WHAT NEEDS TO BE DONE: Gather from the material every line that contains the string "Traditional".

DATASET CONTENT:
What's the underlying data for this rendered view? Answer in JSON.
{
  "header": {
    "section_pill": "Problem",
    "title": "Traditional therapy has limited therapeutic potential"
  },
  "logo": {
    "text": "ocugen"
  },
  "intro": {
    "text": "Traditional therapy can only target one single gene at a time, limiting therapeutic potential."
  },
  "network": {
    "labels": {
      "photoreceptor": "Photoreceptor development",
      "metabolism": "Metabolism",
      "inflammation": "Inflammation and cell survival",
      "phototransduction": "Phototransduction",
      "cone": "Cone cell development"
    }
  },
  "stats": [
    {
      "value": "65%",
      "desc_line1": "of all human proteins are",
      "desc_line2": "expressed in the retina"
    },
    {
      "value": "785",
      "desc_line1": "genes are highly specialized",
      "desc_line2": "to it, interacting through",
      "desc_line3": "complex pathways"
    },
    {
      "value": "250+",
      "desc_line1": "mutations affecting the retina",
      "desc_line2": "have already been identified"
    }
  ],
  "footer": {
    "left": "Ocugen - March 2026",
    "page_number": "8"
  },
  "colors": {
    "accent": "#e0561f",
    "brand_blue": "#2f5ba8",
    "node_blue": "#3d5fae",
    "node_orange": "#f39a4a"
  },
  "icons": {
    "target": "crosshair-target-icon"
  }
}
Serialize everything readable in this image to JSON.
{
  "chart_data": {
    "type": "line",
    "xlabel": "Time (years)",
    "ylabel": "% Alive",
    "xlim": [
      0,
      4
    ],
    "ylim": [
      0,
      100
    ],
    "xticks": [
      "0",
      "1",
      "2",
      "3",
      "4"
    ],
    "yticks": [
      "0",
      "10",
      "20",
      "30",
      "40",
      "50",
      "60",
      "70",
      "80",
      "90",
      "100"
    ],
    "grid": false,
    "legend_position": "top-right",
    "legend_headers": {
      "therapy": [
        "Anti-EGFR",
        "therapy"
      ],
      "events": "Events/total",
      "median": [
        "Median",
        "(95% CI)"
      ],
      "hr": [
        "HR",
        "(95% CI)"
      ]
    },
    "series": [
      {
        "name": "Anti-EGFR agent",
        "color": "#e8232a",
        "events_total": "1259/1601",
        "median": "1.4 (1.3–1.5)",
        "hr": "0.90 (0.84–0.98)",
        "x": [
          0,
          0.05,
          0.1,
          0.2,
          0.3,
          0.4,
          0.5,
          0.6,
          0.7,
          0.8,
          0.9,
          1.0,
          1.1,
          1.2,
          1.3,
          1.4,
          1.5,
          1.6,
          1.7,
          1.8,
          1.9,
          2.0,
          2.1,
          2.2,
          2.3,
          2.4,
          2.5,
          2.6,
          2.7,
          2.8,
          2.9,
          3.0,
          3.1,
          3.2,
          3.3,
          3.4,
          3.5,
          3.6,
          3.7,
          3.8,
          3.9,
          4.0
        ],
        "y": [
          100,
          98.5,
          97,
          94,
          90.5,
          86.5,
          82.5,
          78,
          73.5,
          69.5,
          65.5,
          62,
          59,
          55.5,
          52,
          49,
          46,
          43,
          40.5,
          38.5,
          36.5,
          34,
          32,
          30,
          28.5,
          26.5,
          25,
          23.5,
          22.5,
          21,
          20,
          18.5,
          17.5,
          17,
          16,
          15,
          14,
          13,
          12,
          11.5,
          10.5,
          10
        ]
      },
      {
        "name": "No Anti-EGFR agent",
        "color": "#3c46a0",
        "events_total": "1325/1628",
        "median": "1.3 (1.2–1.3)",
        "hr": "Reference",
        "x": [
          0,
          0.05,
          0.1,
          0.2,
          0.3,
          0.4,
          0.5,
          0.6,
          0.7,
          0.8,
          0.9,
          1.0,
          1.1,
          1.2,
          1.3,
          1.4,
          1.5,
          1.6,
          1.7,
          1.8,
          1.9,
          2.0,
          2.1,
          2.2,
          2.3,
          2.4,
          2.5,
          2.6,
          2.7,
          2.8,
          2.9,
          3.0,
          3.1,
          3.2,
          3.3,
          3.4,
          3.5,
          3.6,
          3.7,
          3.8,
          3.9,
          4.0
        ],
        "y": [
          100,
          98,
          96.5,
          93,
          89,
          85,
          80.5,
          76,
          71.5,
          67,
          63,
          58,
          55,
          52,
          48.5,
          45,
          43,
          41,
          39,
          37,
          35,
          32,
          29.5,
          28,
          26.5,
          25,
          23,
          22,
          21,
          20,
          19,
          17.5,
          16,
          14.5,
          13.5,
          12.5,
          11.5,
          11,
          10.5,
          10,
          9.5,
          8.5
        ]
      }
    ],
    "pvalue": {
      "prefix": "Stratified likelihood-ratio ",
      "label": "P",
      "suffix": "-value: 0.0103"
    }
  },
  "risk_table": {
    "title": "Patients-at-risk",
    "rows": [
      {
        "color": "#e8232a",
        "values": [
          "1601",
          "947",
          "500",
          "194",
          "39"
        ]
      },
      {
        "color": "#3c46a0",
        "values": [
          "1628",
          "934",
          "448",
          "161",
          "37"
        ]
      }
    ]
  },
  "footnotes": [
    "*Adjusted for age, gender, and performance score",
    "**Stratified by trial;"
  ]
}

EXERCISE OUTPUT:
    "title": "Traditional therapy has limited therapeutic potential"
    "text": "Traditional therapy can only target one single gene at a time, limiting therapeutic potential."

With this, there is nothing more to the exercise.